Given problem
Your task is to gather the lines below that hold the string "Mehr".

Task input
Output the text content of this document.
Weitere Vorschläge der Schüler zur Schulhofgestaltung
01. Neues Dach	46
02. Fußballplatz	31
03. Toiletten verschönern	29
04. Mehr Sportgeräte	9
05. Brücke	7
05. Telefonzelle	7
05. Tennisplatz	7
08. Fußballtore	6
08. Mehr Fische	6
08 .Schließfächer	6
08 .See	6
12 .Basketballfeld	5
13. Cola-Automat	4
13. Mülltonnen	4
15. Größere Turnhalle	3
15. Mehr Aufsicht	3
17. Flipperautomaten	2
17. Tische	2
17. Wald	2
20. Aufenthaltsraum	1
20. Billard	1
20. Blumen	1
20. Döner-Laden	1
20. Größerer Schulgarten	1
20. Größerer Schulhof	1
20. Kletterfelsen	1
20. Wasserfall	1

Solution
04. Mehr Sportgeräte	9
08. Mehr Fische	6
15. Mehr Aufsicht	3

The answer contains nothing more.